> WHAT YOU SHOULD DO:
Copy out each of the records below word for word, changing nothing.

> RECORDS PROVIDED:
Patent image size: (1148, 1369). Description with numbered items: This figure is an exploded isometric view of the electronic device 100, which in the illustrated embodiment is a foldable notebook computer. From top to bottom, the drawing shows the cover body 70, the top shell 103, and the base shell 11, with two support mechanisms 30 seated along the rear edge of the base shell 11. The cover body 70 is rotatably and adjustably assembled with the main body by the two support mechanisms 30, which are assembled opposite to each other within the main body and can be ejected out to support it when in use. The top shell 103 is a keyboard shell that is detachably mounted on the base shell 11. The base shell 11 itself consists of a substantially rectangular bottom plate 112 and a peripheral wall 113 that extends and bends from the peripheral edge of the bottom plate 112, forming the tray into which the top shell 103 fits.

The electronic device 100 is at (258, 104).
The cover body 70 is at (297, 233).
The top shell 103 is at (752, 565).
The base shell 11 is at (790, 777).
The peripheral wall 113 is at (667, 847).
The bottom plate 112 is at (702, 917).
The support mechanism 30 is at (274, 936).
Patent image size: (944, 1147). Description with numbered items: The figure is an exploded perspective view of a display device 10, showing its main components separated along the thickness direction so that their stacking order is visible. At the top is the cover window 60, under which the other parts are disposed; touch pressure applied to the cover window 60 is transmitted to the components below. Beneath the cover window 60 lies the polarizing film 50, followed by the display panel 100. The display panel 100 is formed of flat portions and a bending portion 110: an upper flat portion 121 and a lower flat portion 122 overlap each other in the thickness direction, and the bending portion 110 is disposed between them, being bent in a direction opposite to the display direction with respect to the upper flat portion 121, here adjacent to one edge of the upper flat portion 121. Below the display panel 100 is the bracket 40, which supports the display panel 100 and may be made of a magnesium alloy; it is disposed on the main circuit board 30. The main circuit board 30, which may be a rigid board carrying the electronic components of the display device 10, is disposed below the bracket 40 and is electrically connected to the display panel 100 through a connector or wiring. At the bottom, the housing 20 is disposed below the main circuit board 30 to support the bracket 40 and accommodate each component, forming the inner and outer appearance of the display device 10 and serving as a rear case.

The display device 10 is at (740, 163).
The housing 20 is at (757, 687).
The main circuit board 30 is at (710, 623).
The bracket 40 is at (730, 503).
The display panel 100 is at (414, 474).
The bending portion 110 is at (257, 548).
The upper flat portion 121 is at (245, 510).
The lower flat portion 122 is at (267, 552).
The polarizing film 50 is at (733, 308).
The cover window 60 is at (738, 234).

> SOLUTION FOR THIS EXERCISE:
Patent image size: (1148, 1369). Description with numbered items: This figure is an exploded isometric view of the electronic device 100, which in the illustrated embodiment is a foldable notebook computer. From top to bottom, the drawing shows the cover body 70, the top shell 103, and the base shell 11, with two support mechanisms 30 seated along the rear edge of the base shell 11. The cover body 70 is rotatably and adjustably assembled with the main body by the two support mechanisms 30, which are assembled opposite to each other within the main body and can be ejected out to support it when in use. The top shell 103 is a keyboard shell that is detachably mounted on the base shell 11. The base shell 11 itself consists of a substantially rectangular bottom plate 112 and a peripheral wall 113 that extends and bends from the peripheral edge of the bottom plate 112, forming the tray into which the top shell 103 fits.

The electronic device 100 is at (258, 104).
The cover body 70 is at (297, 233).
The top shell 103 is at (752, 565).
The base shell 11 is at (790, 777).
The peripheral wall 113 is at (667, 847).
The bottom plate 112 is at (702, 917).
The support mechanism 30 is at (274, 936).
Patent image size: (944, 1147). Description with numbered items: The figure is an exploded perspective view of a display device 10, showing its main components separated along the thickness direction so that their stacking order is visible. At the top is the cover window 60, under which the other parts are disposed; touch pressure applied to the cover window 60 is transmitted to the components below. Beneath the cover window 60 lies the polarizing film 50, followed by the display panel 100. The display panel 100 is formed of flat portions and a bending portion 110: an upper flat portion 121 and a lower flat portion 122 overlap each other in the thickness direction, and the bending portion 110 is disposed between them, being bent in a direction opposite to the display direction with respect to the upper flat portion 121, here adjacent to one edge of the upper flat portion 121. Below the display panel 100 is the bracket 40, which supports the display panel 100 and may be made of a magnesium alloy; it is disposed on the main circuit board 30. The main circuit board 30, which may be a rigid board carrying the electronic components of the display device 10, is disposed below the bracket 40 and is electrically connected to the display panel 100 through a connector or wiring. At the bottom, the housing 20 is disposed below the main circuit board 30 to support the bracket 40 and accommodate each component, forming the inner and outer appearance of the display device 10 and serving as a rear case.

The display device 10 is at (740, 163).
The housing 20 is at (757, 687).
The main circuit board 30 is at (710, 623).
The bracket 40 is at (730, 503).
The display panel 100 is at (414, 474).
The bending portion 110 is at (257, 548).
The upper flat portion 121 is at (245, 510).
The lower flat portion 122 is at (267, 552).
The polarizing film 50 is at (733, 308).
The cover window 60 is at (738, 234).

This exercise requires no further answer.